[Start Source data]

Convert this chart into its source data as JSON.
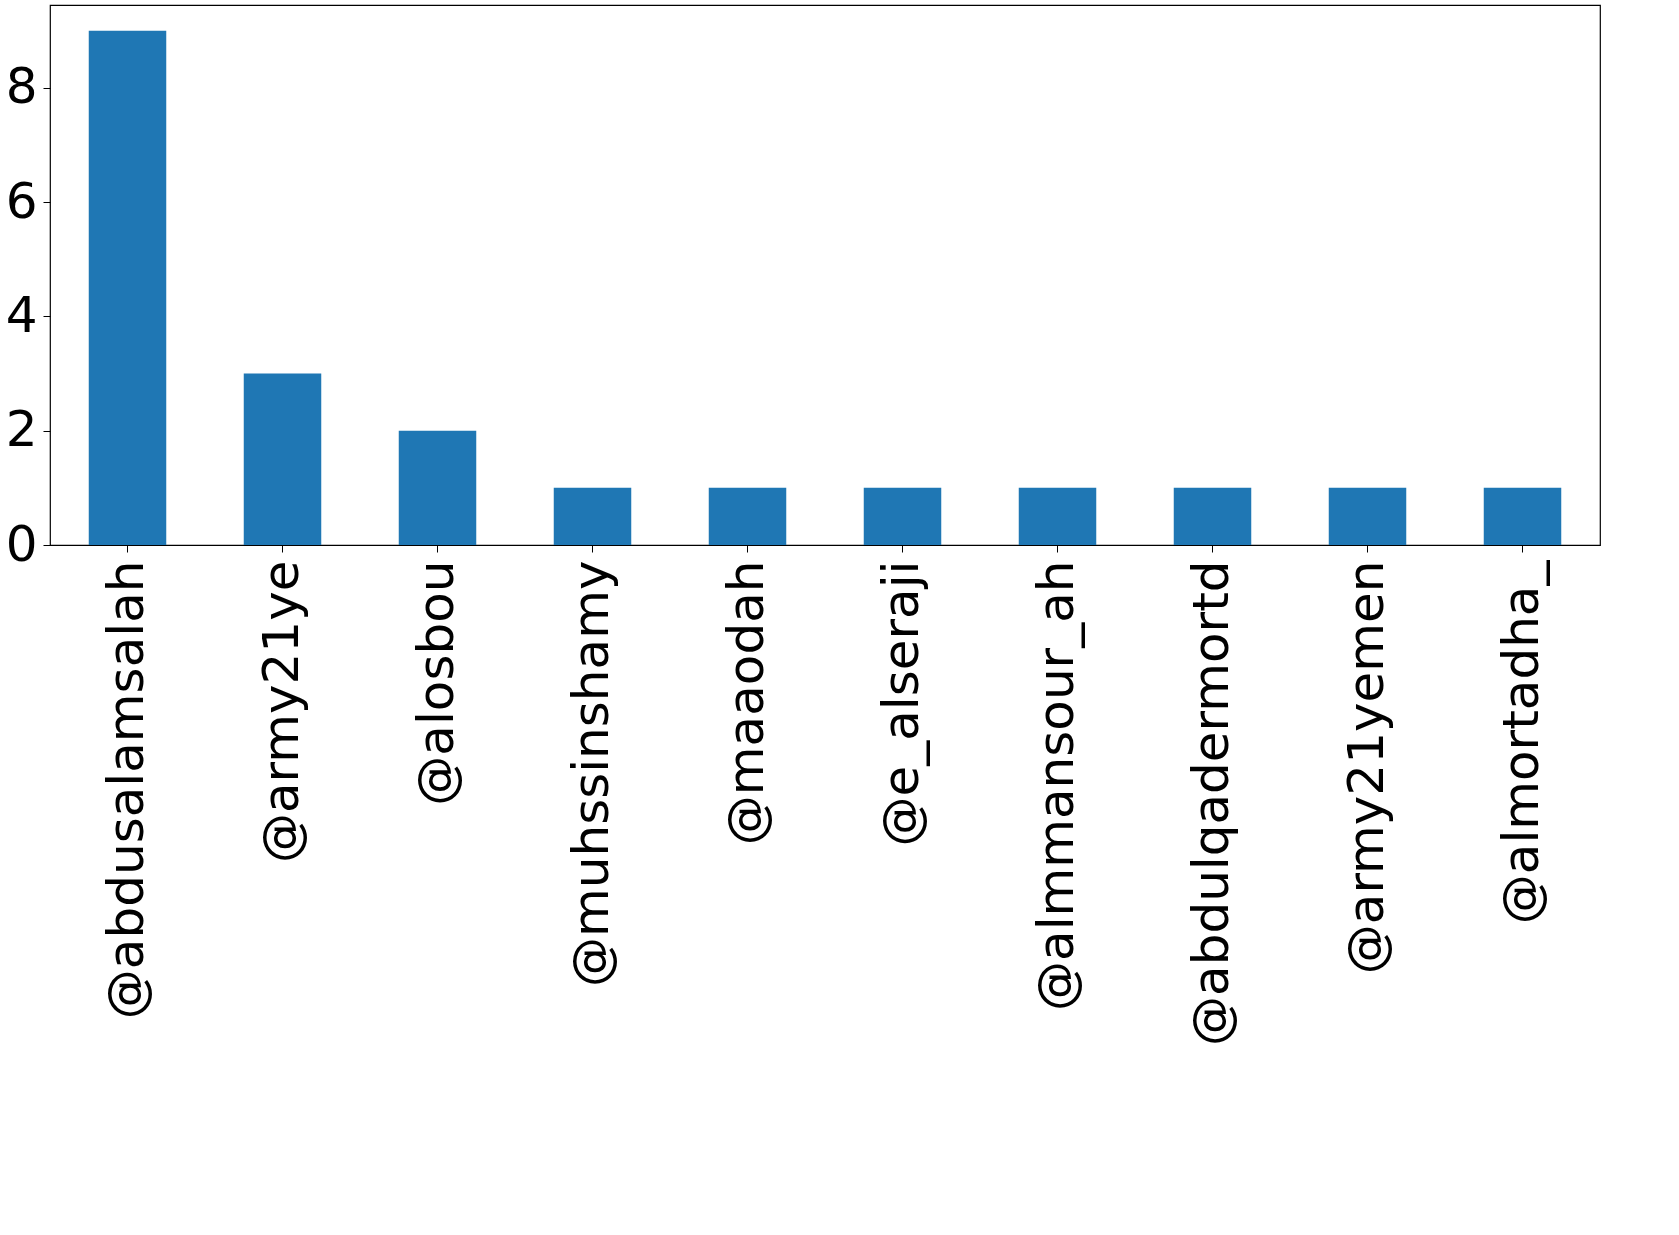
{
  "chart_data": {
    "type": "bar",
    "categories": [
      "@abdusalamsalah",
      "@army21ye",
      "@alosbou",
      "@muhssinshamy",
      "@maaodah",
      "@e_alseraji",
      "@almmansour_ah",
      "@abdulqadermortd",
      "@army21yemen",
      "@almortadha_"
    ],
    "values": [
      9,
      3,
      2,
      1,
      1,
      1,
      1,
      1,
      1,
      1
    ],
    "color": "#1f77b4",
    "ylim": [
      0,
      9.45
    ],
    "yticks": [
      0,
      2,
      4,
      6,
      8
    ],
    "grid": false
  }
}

[End Source data]
[Start Source data]

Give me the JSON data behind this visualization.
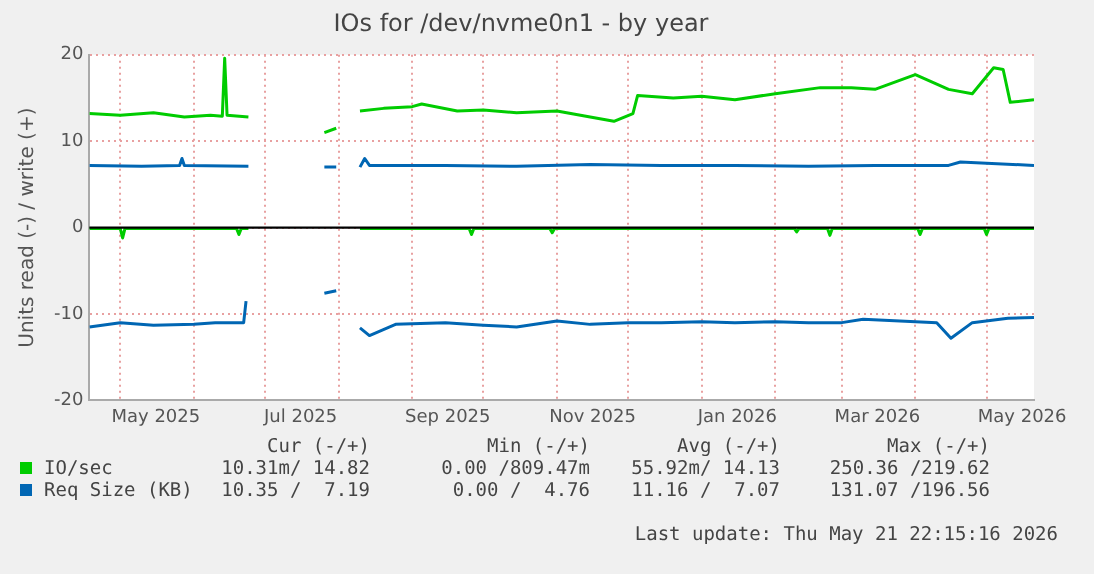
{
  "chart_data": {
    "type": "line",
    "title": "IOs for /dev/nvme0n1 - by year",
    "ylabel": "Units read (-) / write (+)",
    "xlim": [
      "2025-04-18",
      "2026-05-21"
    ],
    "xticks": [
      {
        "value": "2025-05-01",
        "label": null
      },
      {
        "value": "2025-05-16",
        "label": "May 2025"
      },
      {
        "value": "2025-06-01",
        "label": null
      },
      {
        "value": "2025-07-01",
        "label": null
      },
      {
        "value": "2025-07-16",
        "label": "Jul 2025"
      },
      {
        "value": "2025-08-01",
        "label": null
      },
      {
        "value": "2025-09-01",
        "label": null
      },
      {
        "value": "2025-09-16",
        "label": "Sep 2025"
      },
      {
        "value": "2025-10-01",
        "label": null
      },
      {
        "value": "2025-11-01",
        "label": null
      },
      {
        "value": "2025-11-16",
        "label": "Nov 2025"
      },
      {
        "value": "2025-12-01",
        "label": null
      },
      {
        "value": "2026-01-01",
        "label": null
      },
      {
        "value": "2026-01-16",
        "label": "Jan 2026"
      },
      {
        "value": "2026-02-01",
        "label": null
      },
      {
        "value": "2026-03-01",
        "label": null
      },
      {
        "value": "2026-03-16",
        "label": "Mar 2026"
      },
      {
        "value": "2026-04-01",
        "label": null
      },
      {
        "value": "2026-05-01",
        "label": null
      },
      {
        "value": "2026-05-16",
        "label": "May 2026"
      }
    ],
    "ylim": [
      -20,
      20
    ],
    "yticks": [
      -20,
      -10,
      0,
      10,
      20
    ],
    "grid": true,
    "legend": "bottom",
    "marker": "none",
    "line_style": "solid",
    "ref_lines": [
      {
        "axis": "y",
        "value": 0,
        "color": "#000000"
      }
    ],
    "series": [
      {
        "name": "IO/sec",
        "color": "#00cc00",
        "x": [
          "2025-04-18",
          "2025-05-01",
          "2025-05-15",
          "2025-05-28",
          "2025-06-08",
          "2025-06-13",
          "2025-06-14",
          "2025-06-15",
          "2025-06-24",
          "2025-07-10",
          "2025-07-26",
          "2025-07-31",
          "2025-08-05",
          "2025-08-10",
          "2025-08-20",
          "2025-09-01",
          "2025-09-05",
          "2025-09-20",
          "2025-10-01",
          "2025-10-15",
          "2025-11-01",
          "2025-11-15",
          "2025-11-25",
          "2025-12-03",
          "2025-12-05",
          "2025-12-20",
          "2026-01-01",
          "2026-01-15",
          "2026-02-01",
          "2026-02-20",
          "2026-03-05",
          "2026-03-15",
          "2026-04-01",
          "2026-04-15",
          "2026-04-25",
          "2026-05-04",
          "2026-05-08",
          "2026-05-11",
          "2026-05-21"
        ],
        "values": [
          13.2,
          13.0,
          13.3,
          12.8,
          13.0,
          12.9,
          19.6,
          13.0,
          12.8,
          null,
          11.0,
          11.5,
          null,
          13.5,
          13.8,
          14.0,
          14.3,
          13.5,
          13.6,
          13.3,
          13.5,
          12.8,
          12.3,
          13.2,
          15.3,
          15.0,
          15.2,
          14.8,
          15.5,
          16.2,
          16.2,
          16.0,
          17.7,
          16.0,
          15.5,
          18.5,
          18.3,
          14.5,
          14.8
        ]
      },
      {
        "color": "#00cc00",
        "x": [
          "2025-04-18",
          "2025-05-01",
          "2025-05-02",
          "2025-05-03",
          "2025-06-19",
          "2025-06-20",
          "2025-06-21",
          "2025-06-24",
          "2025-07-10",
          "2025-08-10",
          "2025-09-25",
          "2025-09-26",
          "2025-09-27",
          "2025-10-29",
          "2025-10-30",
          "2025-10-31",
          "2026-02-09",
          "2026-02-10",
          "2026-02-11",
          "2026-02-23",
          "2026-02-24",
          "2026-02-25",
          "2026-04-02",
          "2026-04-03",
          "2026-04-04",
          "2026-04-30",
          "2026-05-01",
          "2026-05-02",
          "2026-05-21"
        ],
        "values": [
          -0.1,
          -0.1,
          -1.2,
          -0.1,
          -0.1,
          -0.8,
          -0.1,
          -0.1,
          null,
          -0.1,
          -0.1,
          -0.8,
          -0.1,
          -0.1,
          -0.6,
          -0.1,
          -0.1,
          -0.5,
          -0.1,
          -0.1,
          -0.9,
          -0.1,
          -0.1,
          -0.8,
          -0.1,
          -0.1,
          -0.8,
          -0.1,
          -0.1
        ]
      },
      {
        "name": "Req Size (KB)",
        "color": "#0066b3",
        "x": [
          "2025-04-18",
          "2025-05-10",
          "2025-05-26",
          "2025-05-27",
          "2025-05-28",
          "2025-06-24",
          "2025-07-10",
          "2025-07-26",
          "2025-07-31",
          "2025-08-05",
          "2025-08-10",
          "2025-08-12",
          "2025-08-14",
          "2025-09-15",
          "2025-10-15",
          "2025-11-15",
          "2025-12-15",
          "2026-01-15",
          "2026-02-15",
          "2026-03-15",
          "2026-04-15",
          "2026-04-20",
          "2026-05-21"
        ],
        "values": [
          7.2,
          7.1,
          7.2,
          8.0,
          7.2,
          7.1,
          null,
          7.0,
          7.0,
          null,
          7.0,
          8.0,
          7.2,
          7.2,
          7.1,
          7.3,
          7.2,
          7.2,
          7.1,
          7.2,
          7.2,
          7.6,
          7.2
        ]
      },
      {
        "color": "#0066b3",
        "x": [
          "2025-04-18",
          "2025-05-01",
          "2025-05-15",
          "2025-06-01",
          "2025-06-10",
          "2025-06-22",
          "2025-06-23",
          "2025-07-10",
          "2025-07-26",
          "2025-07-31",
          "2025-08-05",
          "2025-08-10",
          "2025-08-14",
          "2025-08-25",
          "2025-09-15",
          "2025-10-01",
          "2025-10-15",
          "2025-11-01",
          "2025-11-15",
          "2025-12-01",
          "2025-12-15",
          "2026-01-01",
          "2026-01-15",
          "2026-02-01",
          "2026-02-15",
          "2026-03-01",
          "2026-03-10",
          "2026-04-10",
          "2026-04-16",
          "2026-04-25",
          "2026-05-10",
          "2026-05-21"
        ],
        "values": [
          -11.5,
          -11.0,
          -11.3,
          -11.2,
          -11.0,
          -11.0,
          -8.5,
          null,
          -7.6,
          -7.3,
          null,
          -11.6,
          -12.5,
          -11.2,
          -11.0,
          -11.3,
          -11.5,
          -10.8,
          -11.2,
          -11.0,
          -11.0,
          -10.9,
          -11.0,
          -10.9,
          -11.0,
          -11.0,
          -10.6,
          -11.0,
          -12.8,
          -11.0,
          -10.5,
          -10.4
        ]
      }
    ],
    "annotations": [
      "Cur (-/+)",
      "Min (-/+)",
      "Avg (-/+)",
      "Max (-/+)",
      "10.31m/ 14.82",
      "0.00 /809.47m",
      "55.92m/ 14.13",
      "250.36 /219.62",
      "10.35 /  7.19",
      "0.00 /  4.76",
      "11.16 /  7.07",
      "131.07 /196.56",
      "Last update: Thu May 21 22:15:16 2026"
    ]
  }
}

[End Source data]

■ Work instructions ■
Filter the entries down to the lines containing "this". Copy each of those lines.

■ Result of the task ■
Convert this chart into its source data as JSON.
Give me the JSON data behind this visualization.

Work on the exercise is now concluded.